- GIVEN REQUEST:
Leaving out the pictures, transcribe all of the records faithfully.
**********
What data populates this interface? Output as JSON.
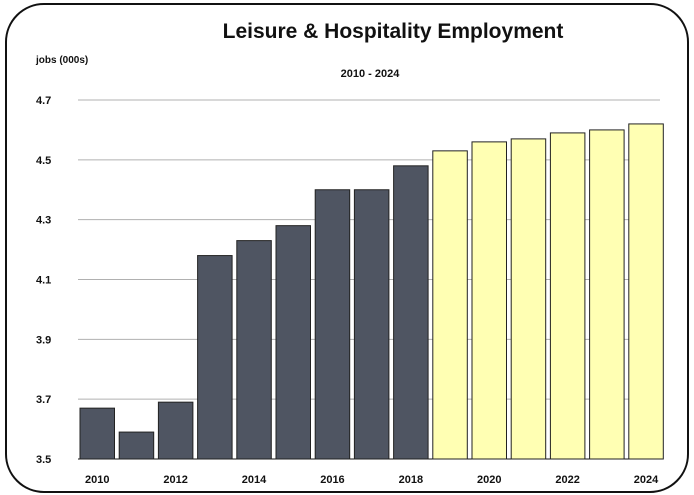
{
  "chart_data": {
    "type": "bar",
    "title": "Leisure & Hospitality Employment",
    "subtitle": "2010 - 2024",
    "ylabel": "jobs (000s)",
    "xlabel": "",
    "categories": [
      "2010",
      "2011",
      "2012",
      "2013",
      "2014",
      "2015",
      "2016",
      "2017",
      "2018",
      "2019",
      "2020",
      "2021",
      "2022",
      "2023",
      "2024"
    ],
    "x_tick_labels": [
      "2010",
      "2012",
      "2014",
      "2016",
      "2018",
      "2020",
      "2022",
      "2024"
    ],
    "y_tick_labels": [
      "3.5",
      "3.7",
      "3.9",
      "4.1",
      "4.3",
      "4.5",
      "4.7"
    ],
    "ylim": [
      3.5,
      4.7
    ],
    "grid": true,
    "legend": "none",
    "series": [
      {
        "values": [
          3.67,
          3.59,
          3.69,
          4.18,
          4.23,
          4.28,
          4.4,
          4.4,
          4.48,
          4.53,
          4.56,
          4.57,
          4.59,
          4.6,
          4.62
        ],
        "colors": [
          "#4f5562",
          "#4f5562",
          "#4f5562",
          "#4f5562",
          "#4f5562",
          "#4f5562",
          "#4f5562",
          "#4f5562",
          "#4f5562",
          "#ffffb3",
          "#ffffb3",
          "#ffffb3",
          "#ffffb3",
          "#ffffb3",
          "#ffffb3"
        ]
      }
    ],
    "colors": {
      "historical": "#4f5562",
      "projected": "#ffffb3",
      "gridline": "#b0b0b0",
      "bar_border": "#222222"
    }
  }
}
**********
- ANSWER TO THIS PROBLEM:
What data populates this interface? Output as JSON.
{
  "chart_data": {
    "type": "bar",
    "title": "Leisure & Hospitality Employment",
    "subtitle": "2010 - 2024",
    "ylabel": "jobs (000s)",
    "xlabel": "",
    "categories": [
      "2010",
      "2011",
      "2012",
      "2013",
      "2014",
      "2015",
      "2016",
      "2017",
      "2018",
      "2019",
      "2020",
      "2021",
      "2022",
      "2023",
      "2024"
    ],
    "x_tick_labels": [
      "2010",
      "2012",
      "2014",
      "2016",
      "2018",
      "2020",
      "2022",
      "2024"
    ],
    "y_tick_labels": [
      "3.5",
      "3.7",
      "3.9",
      "4.1",
      "4.3",
      "4.5",
      "4.7"
    ],
    "ylim": [
      3.5,
      4.7
    ],
    "grid": true,
    "legend": "none",
    "series": [
      {
        "values": [
          3.67,
          3.59,
          3.69,
          4.18,
          4.23,
          4.28,
          4.4,
          4.4,
          4.48,
          4.53,
          4.56,
          4.57,
          4.59,
          4.6,
          4.62
        ],
        "colors": [
          "#4f5562",
          "#4f5562",
          "#4f5562",
          "#4f5562",
          "#4f5562",
          "#4f5562",
          "#4f5562",
          "#4f5562",
          "#4f5562",
          "#ffffb3",
          "#ffffb3",
          "#ffffb3",
          "#ffffb3",
          "#ffffb3",
          "#ffffb3"
        ]
      }
    ],
    "colors": {
      "historical": "#4f5562",
      "projected": "#ffffb3",
      "gridline": "#b0b0b0",
      "bar_border": "#222222"
    }
  }
}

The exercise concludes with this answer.